### What is expected
Every record below should be printed exactly as given.

____

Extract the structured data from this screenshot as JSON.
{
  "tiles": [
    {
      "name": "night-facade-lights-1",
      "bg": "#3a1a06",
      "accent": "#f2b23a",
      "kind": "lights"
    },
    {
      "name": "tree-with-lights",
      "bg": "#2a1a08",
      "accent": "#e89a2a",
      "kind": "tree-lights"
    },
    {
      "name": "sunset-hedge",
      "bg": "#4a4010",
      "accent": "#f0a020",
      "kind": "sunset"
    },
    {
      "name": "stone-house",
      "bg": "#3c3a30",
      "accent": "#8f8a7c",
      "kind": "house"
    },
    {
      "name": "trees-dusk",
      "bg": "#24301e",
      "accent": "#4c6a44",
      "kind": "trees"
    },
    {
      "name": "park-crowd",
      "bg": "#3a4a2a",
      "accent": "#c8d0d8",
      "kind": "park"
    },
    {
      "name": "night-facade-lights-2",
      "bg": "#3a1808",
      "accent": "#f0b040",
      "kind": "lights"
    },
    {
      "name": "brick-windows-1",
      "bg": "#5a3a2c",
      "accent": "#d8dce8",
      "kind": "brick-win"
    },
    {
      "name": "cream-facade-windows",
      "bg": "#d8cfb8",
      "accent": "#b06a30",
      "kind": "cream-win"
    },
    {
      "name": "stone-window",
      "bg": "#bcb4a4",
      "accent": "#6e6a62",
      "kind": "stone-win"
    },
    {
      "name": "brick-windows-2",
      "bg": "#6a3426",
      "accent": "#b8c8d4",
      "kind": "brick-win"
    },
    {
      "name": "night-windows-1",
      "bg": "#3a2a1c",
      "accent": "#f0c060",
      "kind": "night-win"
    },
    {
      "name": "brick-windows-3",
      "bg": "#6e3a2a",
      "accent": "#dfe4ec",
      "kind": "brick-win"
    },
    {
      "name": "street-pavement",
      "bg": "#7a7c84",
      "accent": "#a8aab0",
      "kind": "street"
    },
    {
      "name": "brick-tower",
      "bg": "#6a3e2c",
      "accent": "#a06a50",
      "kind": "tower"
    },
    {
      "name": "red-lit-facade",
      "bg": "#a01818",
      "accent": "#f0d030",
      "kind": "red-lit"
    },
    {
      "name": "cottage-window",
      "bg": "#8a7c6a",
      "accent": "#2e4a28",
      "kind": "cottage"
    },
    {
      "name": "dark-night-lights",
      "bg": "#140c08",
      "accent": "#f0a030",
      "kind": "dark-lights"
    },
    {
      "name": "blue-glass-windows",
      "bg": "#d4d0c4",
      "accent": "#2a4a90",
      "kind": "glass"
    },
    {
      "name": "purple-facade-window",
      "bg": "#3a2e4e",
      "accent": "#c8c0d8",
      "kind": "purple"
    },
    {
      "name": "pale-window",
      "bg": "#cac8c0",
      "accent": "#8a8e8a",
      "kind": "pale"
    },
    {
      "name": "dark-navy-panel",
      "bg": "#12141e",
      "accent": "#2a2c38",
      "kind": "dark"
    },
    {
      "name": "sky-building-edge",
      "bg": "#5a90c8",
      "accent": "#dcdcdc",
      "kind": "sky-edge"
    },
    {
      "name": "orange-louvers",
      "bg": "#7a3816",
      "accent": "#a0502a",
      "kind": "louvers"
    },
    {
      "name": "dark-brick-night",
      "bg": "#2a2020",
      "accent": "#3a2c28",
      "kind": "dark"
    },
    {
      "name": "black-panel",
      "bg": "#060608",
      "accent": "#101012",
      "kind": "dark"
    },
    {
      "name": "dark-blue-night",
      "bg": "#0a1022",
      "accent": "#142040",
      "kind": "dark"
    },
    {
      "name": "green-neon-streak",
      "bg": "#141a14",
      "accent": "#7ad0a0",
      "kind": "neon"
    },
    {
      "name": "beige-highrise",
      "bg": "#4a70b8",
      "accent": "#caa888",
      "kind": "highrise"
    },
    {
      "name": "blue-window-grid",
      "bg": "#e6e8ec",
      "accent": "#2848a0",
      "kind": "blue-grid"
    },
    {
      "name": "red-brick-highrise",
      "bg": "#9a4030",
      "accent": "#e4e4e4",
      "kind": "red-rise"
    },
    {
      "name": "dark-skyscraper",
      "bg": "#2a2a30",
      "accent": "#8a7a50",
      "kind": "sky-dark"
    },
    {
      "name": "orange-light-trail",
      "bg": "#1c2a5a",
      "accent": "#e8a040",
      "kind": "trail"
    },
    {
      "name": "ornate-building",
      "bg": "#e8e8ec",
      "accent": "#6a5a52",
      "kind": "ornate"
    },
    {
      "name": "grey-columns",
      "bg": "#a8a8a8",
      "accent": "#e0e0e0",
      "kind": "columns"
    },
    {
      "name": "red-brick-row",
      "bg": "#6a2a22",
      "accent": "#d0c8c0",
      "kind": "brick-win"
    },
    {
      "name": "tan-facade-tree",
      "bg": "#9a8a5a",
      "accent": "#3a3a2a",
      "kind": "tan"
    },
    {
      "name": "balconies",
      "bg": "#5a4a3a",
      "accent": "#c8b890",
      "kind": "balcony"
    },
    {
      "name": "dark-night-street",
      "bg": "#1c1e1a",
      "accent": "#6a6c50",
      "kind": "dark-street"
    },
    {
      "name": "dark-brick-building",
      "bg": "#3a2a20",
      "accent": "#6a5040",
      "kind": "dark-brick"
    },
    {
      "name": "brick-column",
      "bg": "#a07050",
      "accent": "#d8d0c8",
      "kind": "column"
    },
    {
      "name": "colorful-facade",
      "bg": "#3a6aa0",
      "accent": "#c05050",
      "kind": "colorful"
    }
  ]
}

____

### Task response
Extract the structured data from this screenshot as JSON.
{
  "tiles": [
    {
      "name": "night-facade-lights-1",
      "bg": "#3a1a06",
      "accent": "#f2b23a",
      "kind": "lights"
    },
    {
      "name": "tree-with-lights",
      "bg": "#2a1a08",
      "accent": "#e89a2a",
      "kind": "tree-lights"
    },
    {
      "name": "sunset-hedge",
      "bg": "#4a4010",
      "accent": "#f0a020",
      "kind": "sunset"
    },
    {
      "name": "stone-house",
      "bg": "#3c3a30",
      "accent": "#8f8a7c",
      "kind": "house"
    },
    {
      "name": "trees-dusk",
      "bg": "#24301e",
      "accent": "#4c6a44",
      "kind": "trees"
    },
    {
      "name": "park-crowd",
      "bg": "#3a4a2a",
      "accent": "#c8d0d8",
      "kind": "park"
    },
    {
      "name": "night-facade-lights-2",
      "bg": "#3a1808",
      "accent": "#f0b040",
      "kind": "lights"
    },
    {
      "name": "brick-windows-1",
      "bg": "#5a3a2c",
      "accent": "#d8dce8",
      "kind": "brick-win"
    },
    {
      "name": "cream-facade-windows",
      "bg": "#d8cfb8",
      "accent": "#b06a30",
      "kind": "cream-win"
    },
    {
      "name": "stone-window",
      "bg": "#bcb4a4",
      "accent": "#6e6a62",
      "kind": "stone-win"
    },
    {
      "name": "brick-windows-2",
      "bg": "#6a3426",
      "accent": "#b8c8d4",
      "kind": "brick-win"
    },
    {
      "name": "night-windows-1",
      "bg": "#3a2a1c",
      "accent": "#f0c060",
      "kind": "night-win"
    },
    {
      "name": "brick-windows-3",
      "bg": "#6e3a2a",
      "accent": "#dfe4ec",
      "kind": "brick-win"
    },
    {
      "name": "street-pavement",
      "bg": "#7a7c84",
      "accent": "#a8aab0",
      "kind": "street"
    },
    {
      "name": "brick-tower",
      "bg": "#6a3e2c",
      "accent": "#a06a50",
      "kind": "tower"
    },
    {
      "name": "red-lit-facade",
      "bg": "#a01818",
      "accent": "#f0d030",
      "kind": "red-lit"
    },
    {
      "name": "cottage-window",
      "bg": "#8a7c6a",
      "accent": "#2e4a28",
      "kind": "cottage"
    },
    {
      "name": "dark-night-lights",
      "bg": "#140c08",
      "accent": "#f0a030",
      "kind": "dark-lights"
    },
    {
      "name": "blue-glass-windows",
      "bg": "#d4d0c4",
      "accent": "#2a4a90",
      "kind": "glass"
    },
    {
      "name": "purple-facade-window",
      "bg": "#3a2e4e",
      "accent": "#c8c0d8",
      "kind": "purple"
    },
    {
      "name": "pale-window",
      "bg": "#cac8c0",
      "accent": "#8a8e8a",
      "kind": "pale"
    },
    {
      "name": "dark-navy-panel",
      "bg": "#12141e",
      "accent": "#2a2c38",
      "kind": "dark"
    },
    {
      "name": "sky-building-edge",
      "bg": "#5a90c8",
      "accent": "#dcdcdc",
      "kind": "sky-edge"
    },
    {
      "name": "orange-louvers",
      "bg": "#7a3816",
      "accent": "#a0502a",
      "kind": "louvers"
    },
    {
      "name": "dark-brick-night",
      "bg": "#2a2020",
      "accent": "#3a2c28",
      "kind": "dark"
    },
    {
      "name": "black-panel",
      "bg": "#060608",
      "accent": "#101012",
      "kind": "dark"
    },
    {
      "name": "dark-blue-night",
      "bg": "#0a1022",
      "accent": "#142040",
      "kind": "dark"
    },
    {
      "name": "green-neon-streak",
      "bg": "#141a14",
      "accent": "#7ad0a0",
      "kind": "neon"
    },
    {
      "name": "beige-highrise",
      "bg": "#4a70b8",
      "accent": "#caa888",
      "kind": "highrise"
    },
    {
      "name": "blue-window-grid",
      "bg": "#e6e8ec",
      "accent": "#2848a0",
      "kind": "blue-grid"
    },
    {
      "name": "red-brick-highrise",
      "bg": "#9a4030",
      "accent": "#e4e4e4",
      "kind": "red-rise"
    },
    {
      "name": "dark-skyscraper",
      "bg": "#2a2a30",
      "accent": "#8a7a50",
      "kind": "sky-dark"
    },
    {
      "name": "orange-light-trail",
      "bg": "#1c2a5a",
      "accent": "#e8a040",
      "kind": "trail"
    },
    {
      "name": "ornate-building",
      "bg": "#e8e8ec",
      "accent": "#6a5a52",
      "kind": "ornate"
    },
    {
      "name": "grey-columns",
      "bg": "#a8a8a8",
      "accent": "#e0e0e0",
      "kind": "columns"
    },
    {
      "name": "red-brick-row",
      "bg": "#6a2a22",
      "accent": "#d0c8c0",
      "kind": "brick-win"
    },
    {
      "name": "tan-facade-tree",
      "bg": "#9a8a5a",
      "accent": "#3a3a2a",
      "kind": "tan"
    },
    {
      "name": "balconies",
      "bg": "#5a4a3a",
      "accent": "#c8b890",
      "kind": "balcony"
    },
    {
      "name": "dark-night-street",
      "bg": "#1c1e1a",
      "accent": "#6a6c50",
      "kind": "dark-street"
    },
    {
      "name": "dark-brick-building",
      "bg": "#3a2a20",
      "accent": "#6a5040",
      "kind": "dark-brick"
    },
    {
      "name": "brick-column",
      "bg": "#a07050",
      "accent": "#d8d0c8",
      "kind": "column"
    },
    {
      "name": "colorful-facade",
      "bg": "#3a6aa0",
      "accent": "#c05050",
      "kind": "colorful"
    }
  ]
}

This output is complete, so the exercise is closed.